WORK TO DO:
Transcribe the full listing exactly, and drop every picture.

::::::::

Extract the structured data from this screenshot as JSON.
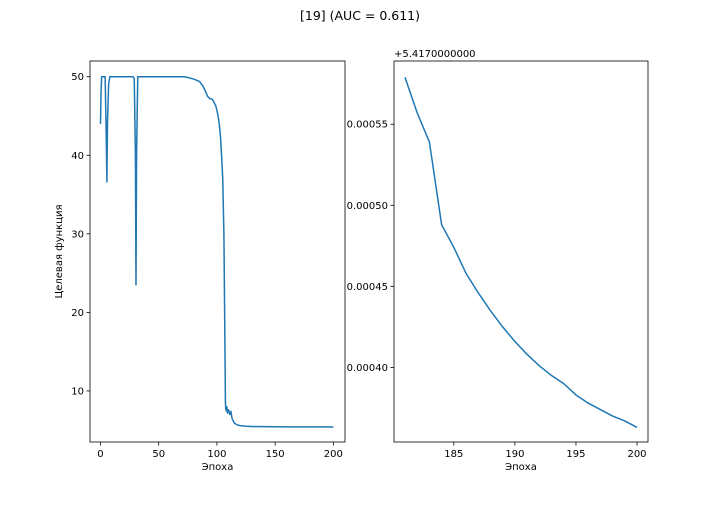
{
  "figure": {
    "suptitle": "[19] (AUC = 0.611)"
  },
  "chart_data": [
    {
      "type": "line",
      "xlabel": "Эпоха",
      "ylabel": "Целевая функция",
      "xlim": [
        -9,
        210
      ],
      "ylim": [
        3.5,
        52
      ],
      "xticks": [
        0,
        50,
        100,
        150,
        200
      ],
      "yticks": [
        10,
        20,
        30,
        40,
        50
      ],
      "grid": false,
      "series": [
        {
          "color": "#1f77b4",
          "x": [
            0,
            0.5,
            1,
            2,
            3,
            4,
            5,
            5.5,
            6,
            7,
            8,
            10,
            15,
            20,
            25,
            28,
            29,
            30,
            30.5,
            31,
            32,
            35,
            40,
            50,
            60,
            70,
            72,
            75,
            80,
            85,
            88,
            90,
            92,
            94,
            95,
            96,
            97,
            98,
            99,
            100,
            101,
            102,
            103,
            104,
            105,
            106,
            106.5,
            107,
            107.3,
            107.6,
            108,
            108.5,
            109,
            110,
            111,
            112,
            113,
            114,
            115,
            116,
            118,
            120,
            125,
            130,
            140,
            150,
            160,
            170,
            180,
            190,
            200
          ],
          "y": [
            44,
            48,
            50,
            50,
            50,
            50,
            42,
            36.6,
            44,
            49,
            50,
            50,
            50,
            50,
            50,
            50,
            49.8,
            40,
            23.5,
            40,
            50,
            50,
            50,
            50,
            50,
            50,
            50,
            49.9,
            49.7,
            49.4,
            48.8,
            48.2,
            47.5,
            47.2,
            47.2,
            47.1,
            46.9,
            46.6,
            46.3,
            45.7,
            45,
            44,
            42.5,
            40,
            37,
            30,
            22,
            14,
            8.5,
            7.7,
            7.5,
            8,
            7.2,
            7.6,
            7,
            7.4,
            6.5,
            6.2,
            5.9,
            5.8,
            5.65,
            5.58,
            5.5,
            5.47,
            5.45,
            5.44,
            5.43,
            5.42,
            5.42,
            5.42,
            5.4175
          ]
        }
      ]
    },
    {
      "type": "line",
      "xlabel": "Эпоха",
      "ylabel": "",
      "offset_label": "+5.4170000000",
      "xlim": [
        180.1,
        200.9
      ],
      "ylim": [
        0.000354,
        0.000589
      ],
      "xticks": [
        185,
        190,
        195,
        200
      ],
      "ytick_labels": [
        "0.00040",
        "0.00045",
        "0.00050",
        "0.00055"
      ],
      "yticks": [
        0.0004,
        0.00045,
        0.0005,
        0.00055
      ],
      "grid": false,
      "series": [
        {
          "color": "#1f77b4",
          "x": [
            181,
            182,
            183,
            184,
            185,
            186,
            187,
            188,
            189,
            190,
            191,
            192,
            193,
            194,
            195,
            196,
            197,
            198,
            199,
            200
          ],
          "y": [
            0.000579,
            0.000557,
            0.000539,
            0.000488,
            0.000474,
            0.000458,
            0.000446,
            0.000435,
            0.000425,
            0.000416,
            0.000408,
            0.000401,
            0.000395,
            0.00039,
            0.000383,
            0.000378,
            0.000374,
            0.00037,
            0.000367,
            0.000363
          ]
        }
      ]
    }
  ]
}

::::::::

CORRECT RESULT:
Extract the structured data from this screenshot as JSON.
{
  "figure": {
    "suptitle": "[19] (AUC = 0.611)"
  },
  "chart_data": [
    {
      "type": "line",
      "xlabel": "Эпоха",
      "ylabel": "Целевая функция",
      "xlim": [
        -9,
        210
      ],
      "ylim": [
        3.5,
        52
      ],
      "xticks": [
        0,
        50,
        100,
        150,
        200
      ],
      "yticks": [
        10,
        20,
        30,
        40,
        50
      ],
      "grid": false,
      "series": [
        {
          "color": "#1f77b4",
          "x": [
            0,
            0.5,
            1,
            2,
            3,
            4,
            5,
            5.5,
            6,
            7,
            8,
            10,
            15,
            20,
            25,
            28,
            29,
            30,
            30.5,
            31,
            32,
            35,
            40,
            50,
            60,
            70,
            72,
            75,
            80,
            85,
            88,
            90,
            92,
            94,
            95,
            96,
            97,
            98,
            99,
            100,
            101,
            102,
            103,
            104,
            105,
            106,
            106.5,
            107,
            107.3,
            107.6,
            108,
            108.5,
            109,
            110,
            111,
            112,
            113,
            114,
            115,
            116,
            118,
            120,
            125,
            130,
            140,
            150,
            160,
            170,
            180,
            190,
            200
          ],
          "y": [
            44,
            48,
            50,
            50,
            50,
            50,
            42,
            36.6,
            44,
            49,
            50,
            50,
            50,
            50,
            50,
            50,
            49.8,
            40,
            23.5,
            40,
            50,
            50,
            50,
            50,
            50,
            50,
            50,
            49.9,
            49.7,
            49.4,
            48.8,
            48.2,
            47.5,
            47.2,
            47.2,
            47.1,
            46.9,
            46.6,
            46.3,
            45.7,
            45,
            44,
            42.5,
            40,
            37,
            30,
            22,
            14,
            8.5,
            7.7,
            7.5,
            8,
            7.2,
            7.6,
            7,
            7.4,
            6.5,
            6.2,
            5.9,
            5.8,
            5.65,
            5.58,
            5.5,
            5.47,
            5.45,
            5.44,
            5.43,
            5.42,
            5.42,
            5.42,
            5.4175
          ]
        }
      ]
    },
    {
      "type": "line",
      "xlabel": "Эпоха",
      "ylabel": "",
      "offset_label": "+5.4170000000",
      "xlim": [
        180.1,
        200.9
      ],
      "ylim": [
        0.000354,
        0.000589
      ],
      "xticks": [
        185,
        190,
        195,
        200
      ],
      "ytick_labels": [
        "0.00040",
        "0.00045",
        "0.00050",
        "0.00055"
      ],
      "yticks": [
        0.0004,
        0.00045,
        0.0005,
        0.00055
      ],
      "grid": false,
      "series": [
        {
          "color": "#1f77b4",
          "x": [
            181,
            182,
            183,
            184,
            185,
            186,
            187,
            188,
            189,
            190,
            191,
            192,
            193,
            194,
            195,
            196,
            197,
            198,
            199,
            200
          ],
          "y": [
            0.000579,
            0.000557,
            0.000539,
            0.000488,
            0.000474,
            0.000458,
            0.000446,
            0.000435,
            0.000425,
            0.000416,
            0.000408,
            0.000401,
            0.000395,
            0.00039,
            0.000383,
            0.000378,
            0.000374,
            0.00037,
            0.000367,
            0.000363
          ]
        }
      ]
    }
  ]
}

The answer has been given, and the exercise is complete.